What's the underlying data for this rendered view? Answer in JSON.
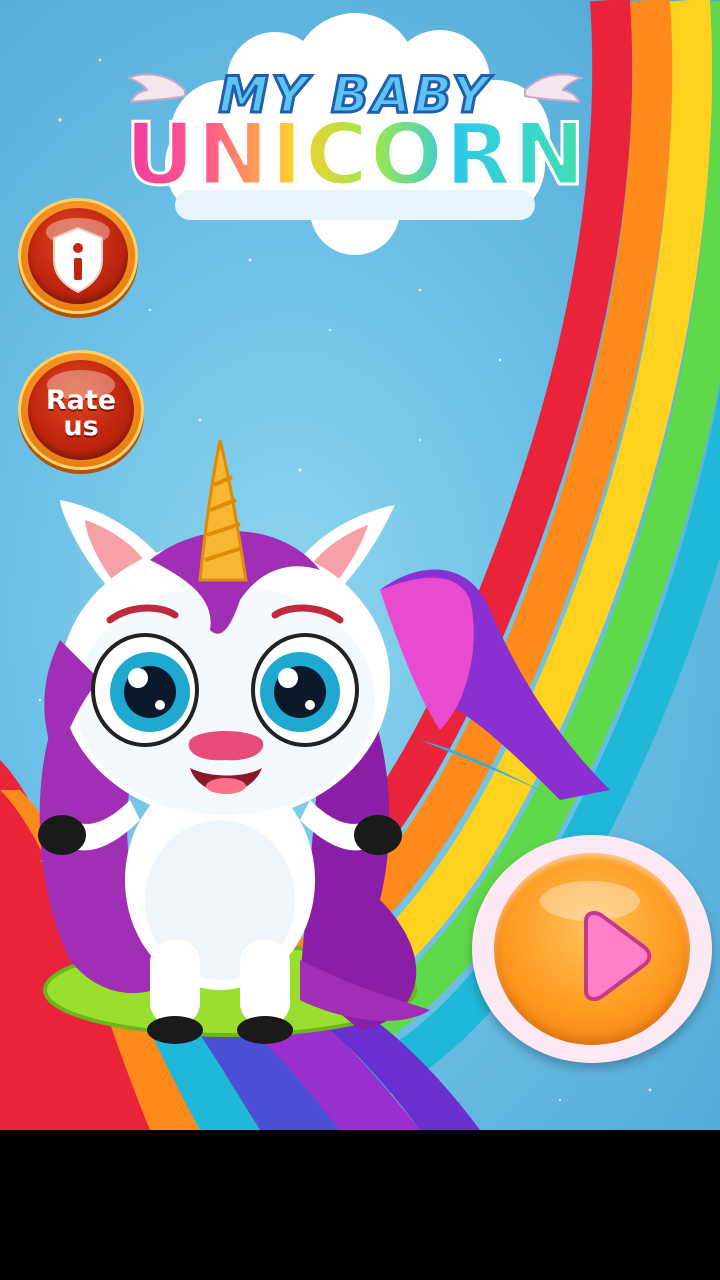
{
  "app": {
    "title_line1": "MY BABY",
    "title_line2": "UNICORN"
  },
  "buttons": {
    "info_icon": "info-shield-icon",
    "rate_label": "Rate\nus",
    "play_icon": "play-icon"
  },
  "colors": {
    "sky": "#6cc0e6",
    "button_orange": "#ff9b21",
    "button_red": "#c0260f",
    "rainbow": [
      "#e8233a",
      "#ff8a1c",
      "#ffd21f",
      "#5fd94a",
      "#1fb8d8",
      "#4a4fd6",
      "#9a2fd0"
    ]
  }
}
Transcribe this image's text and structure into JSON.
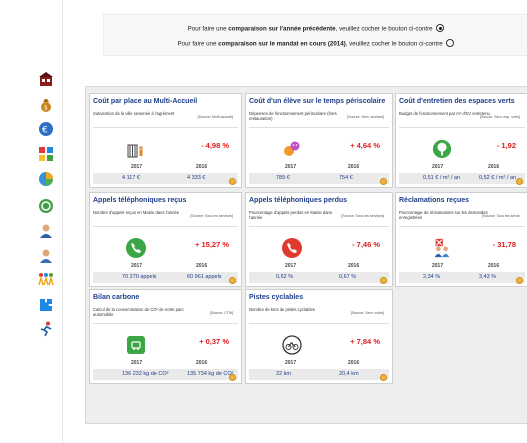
{
  "header": {
    "line1": {
      "pre": "Pour faire une ",
      "bold": "comparaison sur l'année précédente",
      "post": ", veuillez cocher le bouton ci-contre"
    },
    "line2": {
      "pre": "Pour faire une ",
      "bold": "comparaison sur le mandat en cours (2014)",
      "post": ", veuillez cocher le bouton ci-contre"
    }
  },
  "sidebar_icons": [
    "building-icon",
    "money-bag-icon",
    "euro-icon",
    "puzzle-pieces-icon",
    "pie-chart-icon",
    "recycle-icon",
    "user-icon",
    "user-group-icon",
    "people-chain-icon",
    "puzzle-icon",
    "runner-icon"
  ],
  "colors": {
    "title": "#1f3f8a",
    "negative": "#e11b1b",
    "green": "#3aa645",
    "red": "#e03a2f"
  },
  "cards": [
    {
      "title": "Coût par place au Multi-Accueil",
      "subtitle": "Subvention de la ville ramenée à l'agrément",
      "source": "[Source: Multi-accueil]",
      "icon": "child-with-crib-icon",
      "delta": "- 4,98 %",
      "year1": "2017",
      "year2": "2016",
      "value1": "4 117  €",
      "value2": "4 333  €"
    },
    {
      "title": "Coût d'un élève sur le temps périscolaire",
      "subtitle": "Dépenses de fonctionnement périscolaire (hors restauration)",
      "source": "[Source: Serv. scolaire]",
      "icon": "theater-masks-icon",
      "delta": "+ 4,64  %",
      "year1": "2017",
      "year2": "2016",
      "value1": "789  €",
      "value2": "754  €"
    },
    {
      "title": "Coût d'entretien des espaces verts",
      "subtitle": "Budget de fonctionnement par m² d'EV entretenu",
      "source": "[Source: Serv. esp. verts]",
      "icon": "tree-icon",
      "delta": "- 1,92",
      "year1": "2017",
      "year2": "2016",
      "value1": "0,51  € / m² / an",
      "value2": "0,52  € / m² / an"
    },
    {
      "title": "Appels téléphoniques reçus",
      "subtitle": "Nombre d'appels reçus en Mairie dans l'année",
      "source": "[Source: Tous les services]",
      "icon": "phone-green-icon",
      "delta": "+ 15,27  %",
      "year1": "2017",
      "year2": "2016",
      "value1": "70 270  appels",
      "value2": "60 961  appels"
    },
    {
      "title": "Appels téléphoniques perdus",
      "subtitle": "Pourcentage d'appels perdus en Mairie dans l'année",
      "source": "[Source: Tous les services]",
      "icon": "phone-red-icon",
      "delta": "- 7,46  %",
      "year1": "2017",
      "year2": "2016",
      "value1": "0,62  %",
      "value2": "0,67  %"
    },
    {
      "title": "Réclamations reçues",
      "subtitle": "Pourcentage de réclamations sur les demandes enregistrées",
      "source": "[Source: Tous les servic",
      "icon": "complaint-people-icon",
      "delta": "- 31,78",
      "year1": "2017",
      "year2": "2016",
      "value1": "2,34  %",
      "value2": "3,43  %"
    },
    {
      "title": "Bilan carbone",
      "subtitle": "Calcul de la consommation de CO² de notre parc automobile",
      "source": "[Source: CTM]",
      "icon": "green-car-icon",
      "delta": "+ 0,37  %",
      "year1": "2017",
      "year2": "2016",
      "value1": "136 232  kg de CO²",
      "value2": "135 734  kg de CO²"
    },
    {
      "title": "Pistes cyclables",
      "subtitle": "Nombre de kms de pistes cyclables",
      "source": "[Source: Serv. voirie]",
      "icon": "bicycle-icon",
      "delta": "+ 7,84  %",
      "year1": "2017",
      "year2": "2016",
      "value1": "22  km",
      "value2": "20,4  km"
    }
  ]
}
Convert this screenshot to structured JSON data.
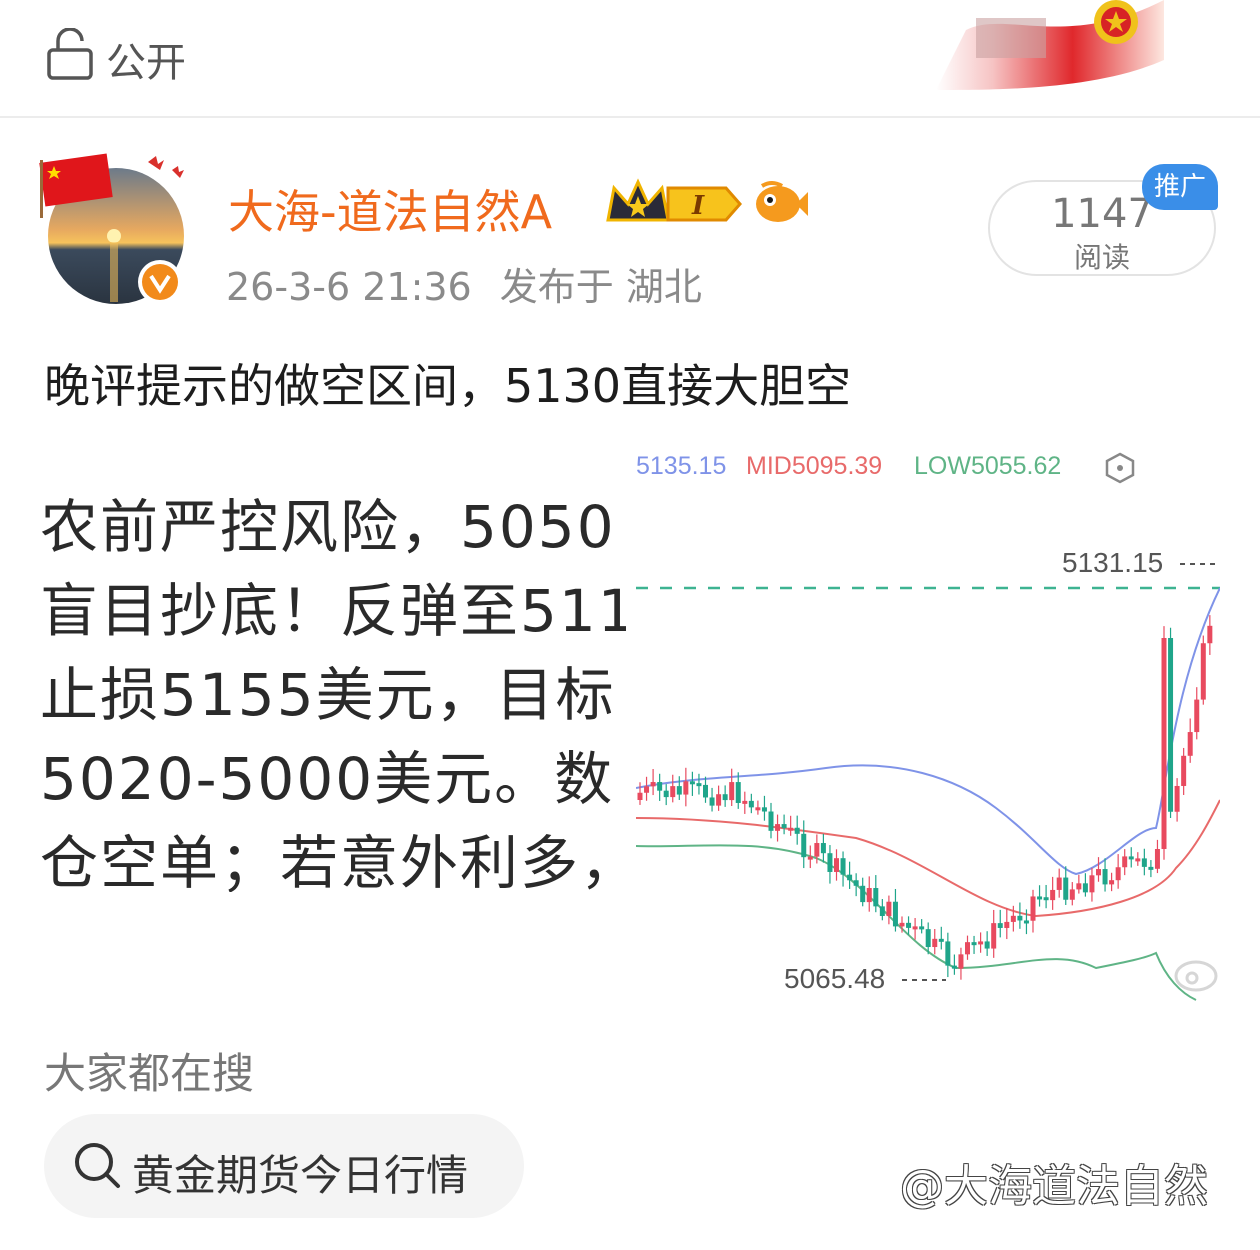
{
  "header": {
    "visibility_icon": "lock-icon",
    "visibility_label": "公开"
  },
  "post": {
    "author": "大海-道法自然A",
    "level_badge": "I",
    "timestamp": "26-3-6 21:36",
    "location": "发布于 湖北",
    "reads_count": "1147",
    "reads_label": "阅读",
    "promo_badge": "推广",
    "text": "晚评提示的做空区间，5130直接大胆空",
    "image_text_lines": [
      "农前严控风险，5050",
      "盲目抄底！反弹至511",
      "止损5155美元，目标",
      "5020-5000美元。数",
      "仓空单；若意外利多，"
    ]
  },
  "chart": {
    "legend_up": "5135.15",
    "legend_mid": "MID5095.39",
    "legend_low": "LOW5055.62",
    "high_marker": "5131.15",
    "low_marker": "5065.48",
    "colors": {
      "up": "#e84a5f",
      "down": "#1fa58a",
      "upper_band": "#7f93e8",
      "mid_band": "#e86a6a",
      "lower_band": "#5fb486"
    }
  },
  "chart_data": {
    "type": "candlestick",
    "upper_band_label": "5135.15",
    "mid_band_label": "MID5095.39",
    "low_band_label": "LOW5055.62",
    "max_marked": 5131.15,
    "min_marked": 5065.48,
    "ylim": [
      5040,
      5150
    ]
  },
  "hot_search": {
    "title": "大家都在搜",
    "query": "黄金期货今日行情"
  },
  "watermark": "@大海道法自然"
}
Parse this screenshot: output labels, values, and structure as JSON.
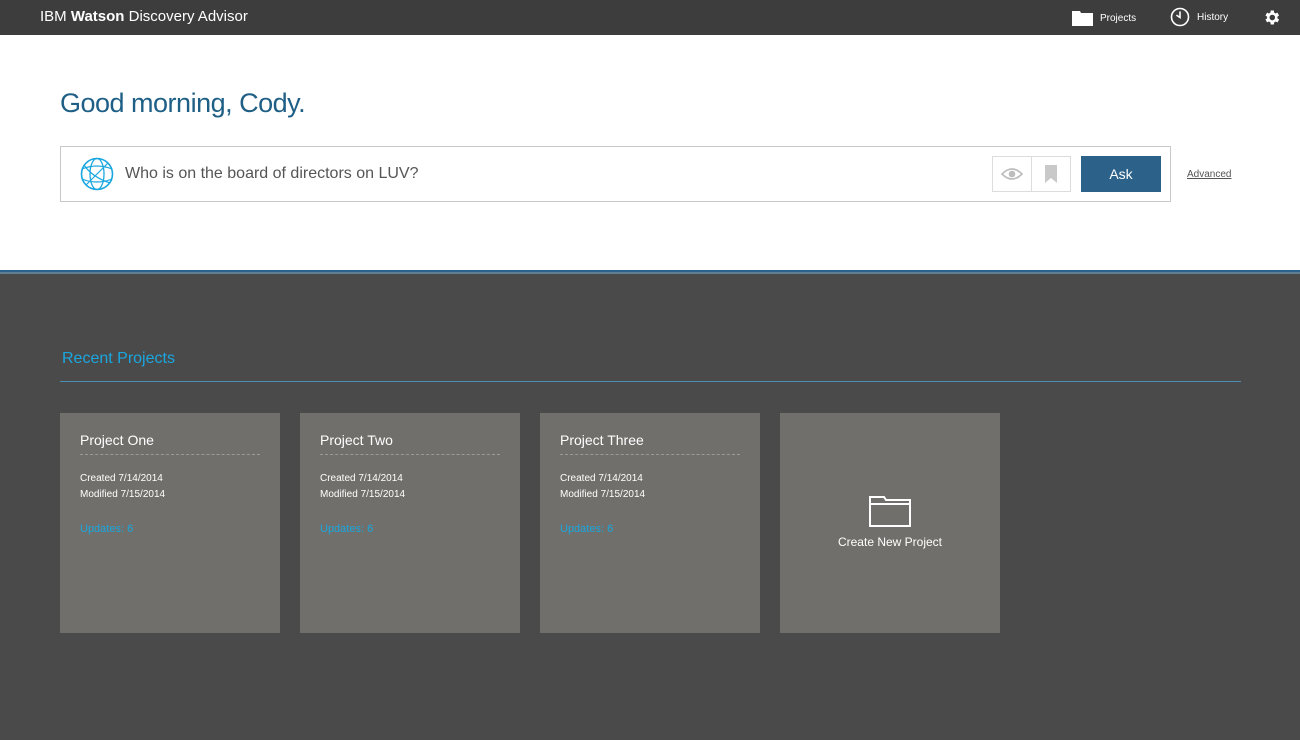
{
  "header": {
    "brand_prefix": "IBM",
    "brand_bold": "Watson",
    "brand_suffix": "Discovery Advisor",
    "nav_projects": "Projects",
    "nav_history": "History",
    "icons": {
      "projects": "folder-icon",
      "history": "clock-icon",
      "settings": "gear-icon"
    }
  },
  "greeting": "Good morning, Cody.",
  "search": {
    "query": "Who is on the board of directors on LUV?",
    "ask_label": "Ask",
    "advanced_label": "Advanced",
    "icons": {
      "globe": "globe-icon",
      "watch": "eye-icon",
      "save": "bookmark-icon"
    }
  },
  "recent": {
    "title": "Recent Projects",
    "projects": [
      {
        "name": "Project One",
        "created": "Created 7/14/2014",
        "modified": "Modified 7/15/2014",
        "updates": "Updates: 6"
      },
      {
        "name": "Project Two",
        "created": "Created 7/14/2014",
        "modified": "Modified 7/15/2014",
        "updates": "Updates: 6"
      },
      {
        "name": "Project Three",
        "created": "Created 7/14/2014",
        "modified": "Modified 7/15/2014",
        "updates": "Updates: 6"
      }
    ],
    "create_label": "Create New Project"
  },
  "colors": {
    "topbar": "#3d3d3d",
    "accent_blue": "#2c6189",
    "link_blue": "#1aa7e0",
    "dark_bg": "#4a4a4a",
    "card_bg": "#706f6b"
  }
}
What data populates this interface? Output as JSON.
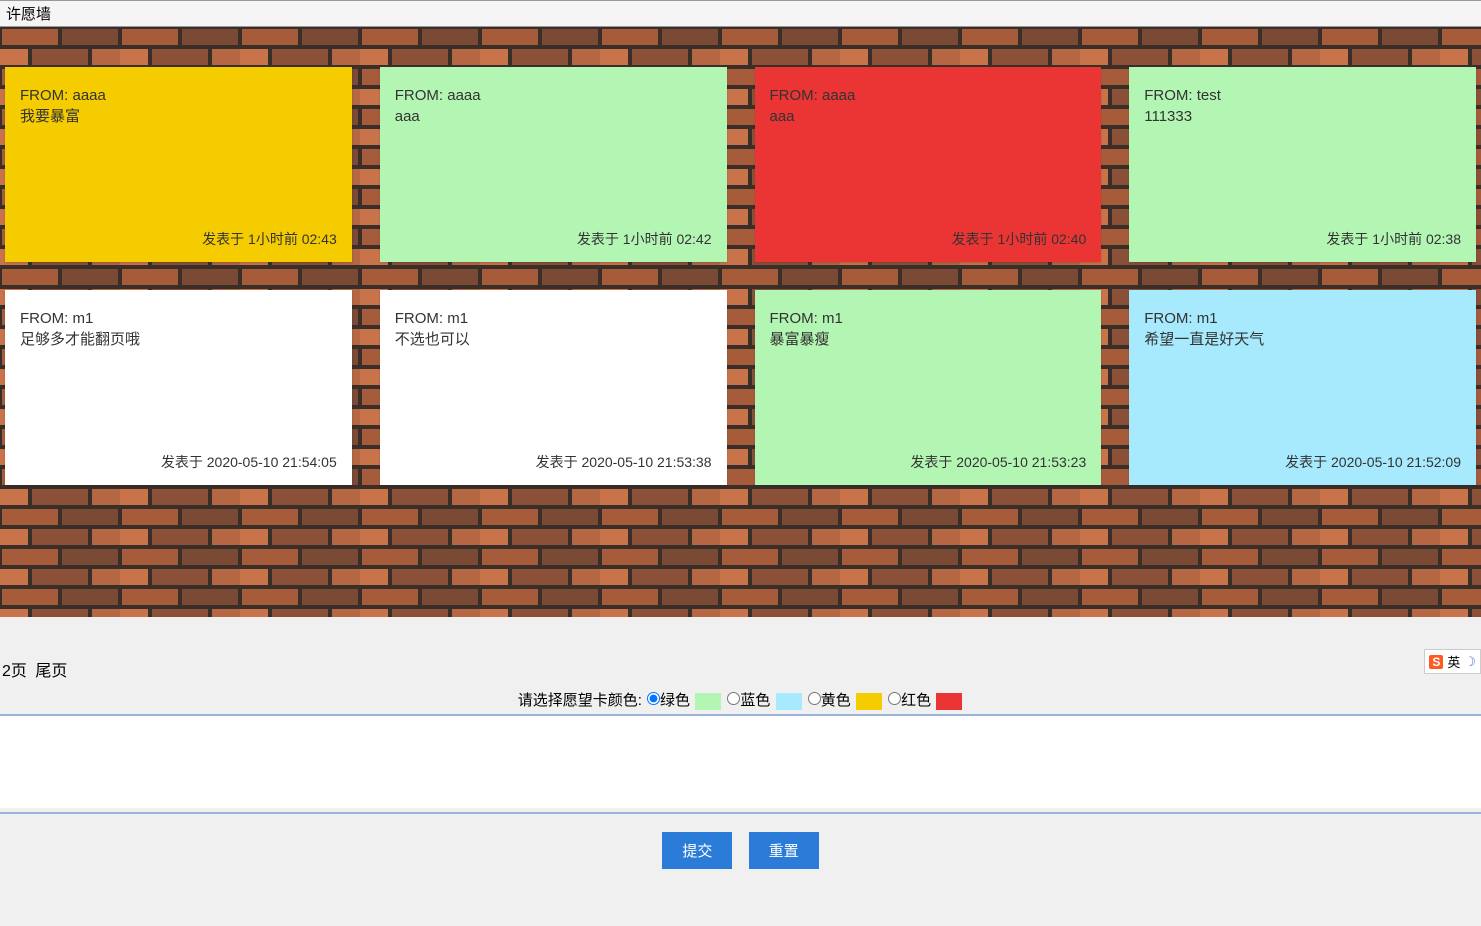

* What is asked
Scan the entries above. Copy each line that has the string "périscolaire".

* Response to this exercise
      "title": "Coût d'un élève sur le temps périscolaire",
      "subtitle": "Dépenses de fonctionnement périscolaire (hors restauration)",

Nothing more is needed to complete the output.